PROBLEM DESCRIPTION:
Scan the records below. List lines holding "Worst".

RECORD EXTRACTS:

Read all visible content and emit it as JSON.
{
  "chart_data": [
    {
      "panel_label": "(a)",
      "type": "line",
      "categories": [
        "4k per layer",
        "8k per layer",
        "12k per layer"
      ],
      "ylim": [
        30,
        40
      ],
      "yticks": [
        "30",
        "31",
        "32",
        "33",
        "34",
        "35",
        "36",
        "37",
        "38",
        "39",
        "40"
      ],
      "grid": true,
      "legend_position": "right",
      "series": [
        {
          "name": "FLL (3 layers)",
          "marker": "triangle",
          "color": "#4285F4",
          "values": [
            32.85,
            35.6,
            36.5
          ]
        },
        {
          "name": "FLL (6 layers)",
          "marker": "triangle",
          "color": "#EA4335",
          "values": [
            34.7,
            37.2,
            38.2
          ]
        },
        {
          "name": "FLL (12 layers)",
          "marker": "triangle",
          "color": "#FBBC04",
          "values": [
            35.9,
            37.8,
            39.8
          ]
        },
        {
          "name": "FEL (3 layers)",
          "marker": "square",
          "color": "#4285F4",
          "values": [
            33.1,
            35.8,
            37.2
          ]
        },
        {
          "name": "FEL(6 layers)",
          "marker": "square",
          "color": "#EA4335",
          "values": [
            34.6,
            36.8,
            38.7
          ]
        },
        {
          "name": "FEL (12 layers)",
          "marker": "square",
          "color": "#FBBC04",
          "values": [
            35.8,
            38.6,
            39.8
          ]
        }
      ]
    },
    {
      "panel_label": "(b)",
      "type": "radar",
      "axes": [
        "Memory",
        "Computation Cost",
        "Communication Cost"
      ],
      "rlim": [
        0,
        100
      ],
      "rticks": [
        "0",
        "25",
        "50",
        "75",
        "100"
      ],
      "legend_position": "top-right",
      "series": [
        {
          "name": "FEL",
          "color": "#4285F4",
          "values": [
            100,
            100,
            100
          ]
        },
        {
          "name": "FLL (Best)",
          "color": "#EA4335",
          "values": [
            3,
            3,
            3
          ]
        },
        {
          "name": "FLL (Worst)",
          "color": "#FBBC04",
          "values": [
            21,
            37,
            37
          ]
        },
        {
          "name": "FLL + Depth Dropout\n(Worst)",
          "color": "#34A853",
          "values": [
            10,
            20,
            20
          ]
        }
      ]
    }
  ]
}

EXERCISE RESPONSE:
          "name": "FLL (Worst)",
          "name": "FLL + Depth Dropout\n(Worst)",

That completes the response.